Extract:
IN THE HIGH COURT OF FIJI
APPELLATE JURISDICTION


CRIMINAL APPEAL NO. 5 OF 1993


BETWEEN:


RAKESH NATH
- Appellant


AND


STATE
- Respondent


Appellant in Person
Mr. W. Foster for the Respondent


Date of Hearing: 8th March 1993
Date of Judgment: 8th March 1993


JUDGMENT


In the Magistrate's Court at Suva on the 27th of August 1992 the Appellant pleaded guilty to a charge of stealing a video set valued at $1,200.00 from another person. He was one of three co-defendants charged with the offence and was sentenced to six months imprisonment consecutive to any sentence he was then serving. In passing sentence the Learned Magistrate stated that the Appellant had master-minded the theft and involved others. She also remarked that the Appellant had a long list of previous convictions.


The Appellant admitted all these previous convictions. They began in October 1982 and continued until 1989 according to the list submitted in the Magistrate's Court.


In his petition of appeal the Appellant stated that he was currently serving a period of 12 months imprisonment on another charge of larceny. He now appeals against the severity of the sentence he received on the current charge and claims in his submission on this appeal that he should have received a concurrent sentence for the present offence rather than a consecutive sentence. He also complains that the Learned Magistrate was wrong in holding that the Appellant had master-minded the theft. I have read the record of the court below and see nothing in it which would justify me holding that the Learned Magistrate was wrong in finding that it was the Appellant who master-minded the affair.

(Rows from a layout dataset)
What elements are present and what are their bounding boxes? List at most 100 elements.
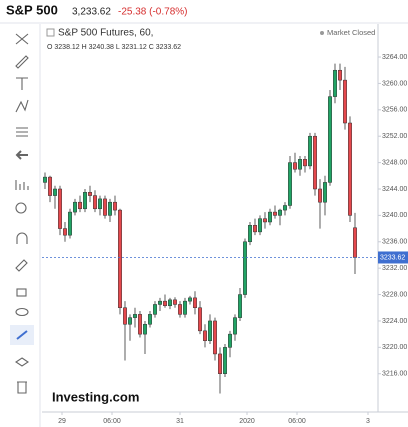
candle-body bbox=[323, 182, 327, 203]
candle-body bbox=[68, 211, 72, 236]
trash-tool[interactable] bbox=[17, 381, 27, 394]
ohlc-legend: O 3238.12 H 3240.38 L 3231.12 C 3233.62 bbox=[47, 44, 181, 51]
y-tick-label: 3228.00 bbox=[382, 291, 407, 298]
candle-body bbox=[183, 300, 187, 315]
layers-tool[interactable] bbox=[15, 357, 29, 367]
y-tick-label: 3240.00 bbox=[382, 212, 407, 219]
candle-body bbox=[108, 201, 112, 216]
y-tick-label: 3260.00 bbox=[382, 80, 407, 87]
candle-body bbox=[338, 69, 342, 81]
candle-body bbox=[188, 297, 192, 302]
candle-body bbox=[148, 314, 152, 325]
candle-body bbox=[288, 162, 292, 206]
measure-tool[interactable] bbox=[15, 180, 29, 190]
candle-body bbox=[248, 225, 252, 243]
candle-body bbox=[168, 299, 172, 307]
candle-body bbox=[268, 211, 272, 223]
instrument-title: S&P 500 bbox=[6, 2, 58, 17]
candle-body bbox=[208, 320, 212, 341]
y-tick-label: 3264.00 bbox=[382, 54, 407, 61]
candle-body bbox=[63, 228, 67, 236]
price-label: 3233.62 bbox=[380, 254, 405, 261]
candle-body bbox=[143, 323, 147, 335]
candle-body bbox=[58, 188, 62, 229]
x-tick-label: 2020 bbox=[239, 418, 255, 425]
candle-body bbox=[263, 218, 267, 223]
candle-body bbox=[228, 333, 232, 348]
lock-draw-tool[interactable] bbox=[15, 259, 28, 272]
x-tick-label: 31 bbox=[176, 418, 184, 425]
magnet-tool[interactable] bbox=[16, 232, 28, 244]
eye-tool[interactable] bbox=[15, 307, 29, 317]
y-tick-label: 3252.00 bbox=[382, 133, 407, 140]
brush-tool[interactable] bbox=[15, 55, 29, 69]
candle-body bbox=[353, 227, 357, 258]
watermark: Investing.com bbox=[52, 389, 139, 404]
candle-body bbox=[78, 201, 82, 210]
candle-body bbox=[123, 307, 127, 325]
x-tick-label: 06:00 bbox=[288, 418, 306, 425]
y-tick-label: 3236.00 bbox=[382, 239, 407, 246]
chart-title: S&P 500 Futures, 60, bbox=[58, 28, 153, 39]
price-label-bg bbox=[378, 251, 408, 264]
candle-body bbox=[198, 307, 202, 332]
y-tick-label: 3232.00 bbox=[382, 265, 407, 272]
candle-body bbox=[178, 304, 182, 315]
candle-body bbox=[118, 209, 122, 309]
candle-body bbox=[98, 198, 102, 210]
y-tick-label: 3216.00 bbox=[382, 371, 407, 378]
candle-body bbox=[283, 205, 287, 211]
market-status: Market Closed bbox=[327, 28, 375, 37]
legend-toggle[interactable] bbox=[46, 28, 55, 37]
candle-body bbox=[308, 135, 312, 167]
candle-body bbox=[83, 192, 87, 210]
candle-body bbox=[43, 176, 47, 183]
link-tool[interactable] bbox=[16, 330, 28, 340]
candle-body bbox=[328, 96, 332, 183]
candle-body bbox=[238, 294, 242, 318]
candle-body bbox=[273, 211, 277, 216]
candle-body bbox=[158, 300, 162, 305]
last-price: 3,233.62 bbox=[72, 7, 111, 18]
x-tick-label: 3 bbox=[366, 418, 370, 425]
candle-body bbox=[53, 188, 57, 196]
text-tool[interactable] bbox=[16, 77, 28, 90]
fib-tool[interactable] bbox=[16, 127, 28, 137]
candle-body bbox=[218, 353, 222, 374]
candle-body bbox=[138, 314, 142, 335]
y-tick-label: 3220.00 bbox=[382, 344, 407, 351]
candle-body bbox=[243, 241, 247, 295]
crosshair-tool[interactable] bbox=[15, 33, 29, 45]
y-tick-label: 3256.00 bbox=[382, 107, 407, 114]
back-tool[interactable] bbox=[15, 150, 28, 160]
y-tick-label: 3224.00 bbox=[382, 318, 407, 325]
candle-body bbox=[303, 159, 307, 167]
candle-body bbox=[73, 201, 77, 213]
toolbar bbox=[10, 33, 34, 394]
candle-body bbox=[258, 218, 262, 233]
candle-body bbox=[318, 188, 322, 203]
candle-body bbox=[128, 317, 132, 325]
candle-body bbox=[313, 135, 317, 190]
candle-body bbox=[193, 297, 197, 309]
zoom-tool[interactable] bbox=[15, 202, 27, 214]
candle-body bbox=[173, 299, 177, 305]
candle-body bbox=[203, 330, 207, 341]
lock-tool[interactable] bbox=[16, 288, 27, 297]
candle-body bbox=[153, 304, 157, 315]
x-tick-label: 29 bbox=[58, 418, 66, 425]
candle-body bbox=[113, 201, 117, 211]
candle-body bbox=[333, 69, 337, 97]
candle-body bbox=[93, 195, 97, 210]
candle-body bbox=[343, 79, 347, 124]
candle-body bbox=[233, 317, 237, 335]
candle-body bbox=[48, 176, 52, 196]
pattern-tool[interactable] bbox=[15, 99, 29, 113]
candle-body bbox=[88, 192, 92, 196]
y-tick-label: 3244.00 bbox=[382, 186, 407, 193]
price-change: -25.38 (-0.78%) bbox=[118, 7, 187, 18]
candle-body bbox=[213, 320, 217, 355]
y-tick-label: 3248.00 bbox=[382, 159, 407, 166]
candle-body bbox=[103, 198, 107, 216]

Tasks to perform:
**a)** Using the judgment on the theft appeal, say whether each statement agrees with it: (i) the Appellant pleaded not guilty in the Magistrate's Court; (ii) the Appellant's six-month term was set to run consecutively; (iii) the Appellant's previous convictions started in October 1982. Answer yes or no for each, quoting the words that decide it.
**b)** Carry on the judgment on the theft appeal from its final sentence.

Outputs for the tasks:
**a)**
(i) No: "the Appellant pleaded guilty to a charge of stealing a video set valued at $1,200.00"
(ii) Yes: "sentenced to six months imprisonment consecutive to any sentence he was then serving"
(iii) Yes: "They began in October 1982 and continued until 1989"

**b)**
The Appellant is comparatively a young man although there is no evidence of his age before the Court. He is married with two children and is the sole breadwinner in his family. He asks that this Court give him a last chance to prove that he has reformed as a result of being in prison. If it were not for the Appellant's very bad criminal record which contains ten convictions for larceny and four convictions for breaking, entering, larceny and burglary together with another for sacrilege committed between 1982 and the present time I would be inclined to give the Appellant a concurrent sentence with that which he is presently serving but his record tells against my taking such a course.


Obviously this also weighed with the Learned Magistrate who remarked on the Appellant's previous convictions.


It may be that the Appellant has reformed as he states. If so I can only hope that he at last comes to realise that crime does not pay and in the interest of his wife and his family he should decide from now on to abandon his previous life-style of crime. In my judgment the Learned Magistrate would not have erred if she had imposed a higher sentence for the present offence and to that extent the Appellant should count himself fortunate.


The appeal must be dismissed.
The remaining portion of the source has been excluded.